WORK INSTRUCTIONS:
Select, from the data, each line where "title" occurs.
Begin DATASET EXTRACT
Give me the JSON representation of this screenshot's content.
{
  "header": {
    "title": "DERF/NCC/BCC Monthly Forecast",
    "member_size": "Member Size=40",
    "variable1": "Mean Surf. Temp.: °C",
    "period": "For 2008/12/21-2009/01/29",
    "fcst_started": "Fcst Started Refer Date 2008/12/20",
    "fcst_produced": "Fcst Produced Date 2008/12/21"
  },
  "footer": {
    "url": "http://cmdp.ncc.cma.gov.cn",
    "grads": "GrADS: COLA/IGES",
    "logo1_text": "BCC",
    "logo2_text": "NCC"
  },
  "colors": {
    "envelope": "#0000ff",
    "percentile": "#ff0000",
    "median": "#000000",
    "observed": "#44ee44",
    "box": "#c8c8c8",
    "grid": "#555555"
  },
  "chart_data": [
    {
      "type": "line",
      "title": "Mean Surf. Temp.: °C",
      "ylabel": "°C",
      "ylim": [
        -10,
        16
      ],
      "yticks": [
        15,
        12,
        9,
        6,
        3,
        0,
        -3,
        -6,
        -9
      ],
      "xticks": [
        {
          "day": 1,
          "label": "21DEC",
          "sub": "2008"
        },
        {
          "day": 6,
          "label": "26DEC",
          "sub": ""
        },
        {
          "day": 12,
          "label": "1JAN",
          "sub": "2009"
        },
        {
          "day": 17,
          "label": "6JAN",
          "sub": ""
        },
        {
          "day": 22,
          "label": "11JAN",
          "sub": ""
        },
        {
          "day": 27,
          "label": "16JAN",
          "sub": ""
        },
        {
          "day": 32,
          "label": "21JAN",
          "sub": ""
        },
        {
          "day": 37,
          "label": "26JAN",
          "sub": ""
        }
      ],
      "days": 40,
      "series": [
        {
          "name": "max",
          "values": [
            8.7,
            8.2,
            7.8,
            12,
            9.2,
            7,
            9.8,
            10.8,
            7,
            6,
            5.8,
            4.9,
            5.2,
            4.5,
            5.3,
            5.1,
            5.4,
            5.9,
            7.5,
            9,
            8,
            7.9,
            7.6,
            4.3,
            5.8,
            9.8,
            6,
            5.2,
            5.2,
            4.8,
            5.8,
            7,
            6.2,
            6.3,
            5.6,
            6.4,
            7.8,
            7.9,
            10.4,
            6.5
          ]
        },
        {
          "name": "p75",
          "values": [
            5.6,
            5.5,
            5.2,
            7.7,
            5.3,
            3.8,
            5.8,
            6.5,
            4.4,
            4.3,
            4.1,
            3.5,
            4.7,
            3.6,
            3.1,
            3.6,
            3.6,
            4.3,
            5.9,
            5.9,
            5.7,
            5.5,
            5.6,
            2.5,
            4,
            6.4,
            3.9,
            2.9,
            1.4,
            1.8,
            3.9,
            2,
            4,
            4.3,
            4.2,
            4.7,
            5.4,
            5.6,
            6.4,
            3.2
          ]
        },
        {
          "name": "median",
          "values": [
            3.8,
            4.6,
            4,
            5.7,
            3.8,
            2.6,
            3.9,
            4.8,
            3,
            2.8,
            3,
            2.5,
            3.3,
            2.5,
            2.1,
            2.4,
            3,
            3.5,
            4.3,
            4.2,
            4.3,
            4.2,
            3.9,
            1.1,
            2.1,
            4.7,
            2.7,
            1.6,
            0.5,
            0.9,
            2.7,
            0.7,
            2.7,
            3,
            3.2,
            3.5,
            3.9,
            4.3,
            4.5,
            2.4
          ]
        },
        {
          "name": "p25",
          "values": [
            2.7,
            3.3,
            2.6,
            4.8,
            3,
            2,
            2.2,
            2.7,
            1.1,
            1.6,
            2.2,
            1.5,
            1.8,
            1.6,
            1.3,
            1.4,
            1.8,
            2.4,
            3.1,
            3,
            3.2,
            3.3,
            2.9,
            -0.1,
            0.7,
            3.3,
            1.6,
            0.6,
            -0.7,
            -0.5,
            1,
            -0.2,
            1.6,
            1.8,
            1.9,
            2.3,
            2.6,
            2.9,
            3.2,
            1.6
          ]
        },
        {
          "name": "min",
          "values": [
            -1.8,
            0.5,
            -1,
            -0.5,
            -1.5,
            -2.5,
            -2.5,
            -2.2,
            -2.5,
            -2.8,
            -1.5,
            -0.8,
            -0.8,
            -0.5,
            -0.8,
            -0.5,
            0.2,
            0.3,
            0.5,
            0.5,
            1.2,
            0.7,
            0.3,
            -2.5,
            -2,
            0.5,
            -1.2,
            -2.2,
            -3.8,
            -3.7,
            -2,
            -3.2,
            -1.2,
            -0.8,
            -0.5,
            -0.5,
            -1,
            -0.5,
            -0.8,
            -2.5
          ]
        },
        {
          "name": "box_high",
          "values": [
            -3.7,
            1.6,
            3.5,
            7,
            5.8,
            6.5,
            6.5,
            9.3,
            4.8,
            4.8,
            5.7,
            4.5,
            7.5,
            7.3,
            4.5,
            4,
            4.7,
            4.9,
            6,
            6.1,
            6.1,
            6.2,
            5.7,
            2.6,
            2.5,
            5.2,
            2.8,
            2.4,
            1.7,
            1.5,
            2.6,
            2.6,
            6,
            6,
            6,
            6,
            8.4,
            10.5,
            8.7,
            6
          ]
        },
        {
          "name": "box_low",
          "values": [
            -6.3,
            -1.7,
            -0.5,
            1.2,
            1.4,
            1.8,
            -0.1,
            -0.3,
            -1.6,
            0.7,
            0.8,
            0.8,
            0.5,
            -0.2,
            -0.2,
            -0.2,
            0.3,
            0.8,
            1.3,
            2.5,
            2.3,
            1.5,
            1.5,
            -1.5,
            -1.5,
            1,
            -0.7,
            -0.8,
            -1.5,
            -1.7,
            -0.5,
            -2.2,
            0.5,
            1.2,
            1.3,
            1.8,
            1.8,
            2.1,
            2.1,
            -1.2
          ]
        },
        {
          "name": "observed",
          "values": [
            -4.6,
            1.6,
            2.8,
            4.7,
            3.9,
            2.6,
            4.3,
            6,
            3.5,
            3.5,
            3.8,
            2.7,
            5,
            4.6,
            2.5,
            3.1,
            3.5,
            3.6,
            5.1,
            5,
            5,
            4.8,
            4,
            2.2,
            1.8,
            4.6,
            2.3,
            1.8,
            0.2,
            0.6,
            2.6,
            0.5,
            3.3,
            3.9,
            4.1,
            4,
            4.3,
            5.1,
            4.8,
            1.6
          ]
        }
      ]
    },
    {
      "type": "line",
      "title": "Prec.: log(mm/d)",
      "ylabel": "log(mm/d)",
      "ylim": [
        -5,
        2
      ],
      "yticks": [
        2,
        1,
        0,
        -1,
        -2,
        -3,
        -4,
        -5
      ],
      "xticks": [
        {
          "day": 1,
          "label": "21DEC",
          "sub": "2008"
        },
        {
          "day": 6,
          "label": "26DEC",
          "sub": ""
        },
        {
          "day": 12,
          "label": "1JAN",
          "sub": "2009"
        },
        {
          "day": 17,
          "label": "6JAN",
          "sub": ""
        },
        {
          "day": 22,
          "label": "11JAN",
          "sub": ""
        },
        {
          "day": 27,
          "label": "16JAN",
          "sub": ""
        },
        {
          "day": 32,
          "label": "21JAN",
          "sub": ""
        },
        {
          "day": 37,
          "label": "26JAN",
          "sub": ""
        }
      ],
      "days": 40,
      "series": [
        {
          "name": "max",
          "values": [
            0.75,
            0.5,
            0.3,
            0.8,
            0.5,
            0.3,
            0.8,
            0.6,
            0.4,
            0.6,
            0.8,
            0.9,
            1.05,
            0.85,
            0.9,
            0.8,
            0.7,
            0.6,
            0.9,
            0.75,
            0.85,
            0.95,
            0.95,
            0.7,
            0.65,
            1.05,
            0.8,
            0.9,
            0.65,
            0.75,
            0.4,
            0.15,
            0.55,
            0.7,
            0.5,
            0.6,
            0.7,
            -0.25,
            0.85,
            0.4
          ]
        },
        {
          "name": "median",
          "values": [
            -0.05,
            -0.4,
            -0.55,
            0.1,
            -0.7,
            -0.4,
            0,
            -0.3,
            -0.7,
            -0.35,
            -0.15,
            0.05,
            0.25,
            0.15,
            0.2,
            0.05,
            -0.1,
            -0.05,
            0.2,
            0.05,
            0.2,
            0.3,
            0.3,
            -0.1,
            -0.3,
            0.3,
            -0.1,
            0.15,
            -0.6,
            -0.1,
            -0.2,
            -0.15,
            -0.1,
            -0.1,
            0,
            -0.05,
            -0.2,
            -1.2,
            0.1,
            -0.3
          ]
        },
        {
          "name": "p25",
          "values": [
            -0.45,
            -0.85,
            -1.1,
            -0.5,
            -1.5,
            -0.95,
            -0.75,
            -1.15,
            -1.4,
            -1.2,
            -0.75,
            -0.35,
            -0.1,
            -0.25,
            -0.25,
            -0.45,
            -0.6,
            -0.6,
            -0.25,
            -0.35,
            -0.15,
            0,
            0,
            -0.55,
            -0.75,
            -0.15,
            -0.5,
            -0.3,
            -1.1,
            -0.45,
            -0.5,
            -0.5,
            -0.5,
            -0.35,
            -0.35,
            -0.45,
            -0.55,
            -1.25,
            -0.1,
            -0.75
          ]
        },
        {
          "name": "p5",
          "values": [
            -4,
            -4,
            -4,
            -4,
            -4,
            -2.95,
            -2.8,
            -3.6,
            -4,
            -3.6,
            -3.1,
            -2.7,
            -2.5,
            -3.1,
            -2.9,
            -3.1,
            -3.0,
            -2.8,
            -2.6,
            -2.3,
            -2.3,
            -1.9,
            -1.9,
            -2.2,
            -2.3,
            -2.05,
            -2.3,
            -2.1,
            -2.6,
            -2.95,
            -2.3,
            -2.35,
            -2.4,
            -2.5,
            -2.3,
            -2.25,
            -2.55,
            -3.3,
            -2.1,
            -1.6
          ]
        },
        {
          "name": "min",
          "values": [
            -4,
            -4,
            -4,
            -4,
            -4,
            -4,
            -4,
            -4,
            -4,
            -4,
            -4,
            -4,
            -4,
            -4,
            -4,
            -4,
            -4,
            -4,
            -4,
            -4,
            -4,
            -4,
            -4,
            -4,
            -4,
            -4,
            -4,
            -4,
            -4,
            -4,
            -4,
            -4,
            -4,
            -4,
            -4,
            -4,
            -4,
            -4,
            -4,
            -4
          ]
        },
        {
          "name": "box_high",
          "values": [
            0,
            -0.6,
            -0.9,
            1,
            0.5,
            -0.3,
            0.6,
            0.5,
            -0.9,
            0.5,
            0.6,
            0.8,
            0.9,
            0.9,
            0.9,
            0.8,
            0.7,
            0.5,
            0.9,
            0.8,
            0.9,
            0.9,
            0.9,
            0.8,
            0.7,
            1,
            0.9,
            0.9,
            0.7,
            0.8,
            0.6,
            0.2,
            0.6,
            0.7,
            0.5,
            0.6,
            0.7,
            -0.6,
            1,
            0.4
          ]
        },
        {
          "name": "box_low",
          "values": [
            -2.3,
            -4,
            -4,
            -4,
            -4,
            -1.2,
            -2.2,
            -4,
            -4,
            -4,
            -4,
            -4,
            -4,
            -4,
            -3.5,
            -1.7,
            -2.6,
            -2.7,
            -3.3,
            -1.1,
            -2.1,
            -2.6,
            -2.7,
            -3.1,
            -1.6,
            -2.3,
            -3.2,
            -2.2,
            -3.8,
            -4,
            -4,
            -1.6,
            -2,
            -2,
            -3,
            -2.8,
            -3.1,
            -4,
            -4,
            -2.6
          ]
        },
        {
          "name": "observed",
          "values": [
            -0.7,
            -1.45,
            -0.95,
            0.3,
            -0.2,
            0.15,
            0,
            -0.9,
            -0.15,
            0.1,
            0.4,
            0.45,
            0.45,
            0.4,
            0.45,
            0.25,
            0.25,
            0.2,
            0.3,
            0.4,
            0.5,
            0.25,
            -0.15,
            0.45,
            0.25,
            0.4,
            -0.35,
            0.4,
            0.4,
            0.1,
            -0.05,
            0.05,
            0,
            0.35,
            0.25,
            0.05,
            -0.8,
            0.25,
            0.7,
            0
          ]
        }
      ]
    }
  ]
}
End DATASET EXTRACT
SOLUTION FOR THIS PROBLEM:
    "title": "DERF/NCC/BCC Monthly Forecast",
      "title": "Mean Surf. Temp.: °C",
      "title": "Prec.: log(mm/d)",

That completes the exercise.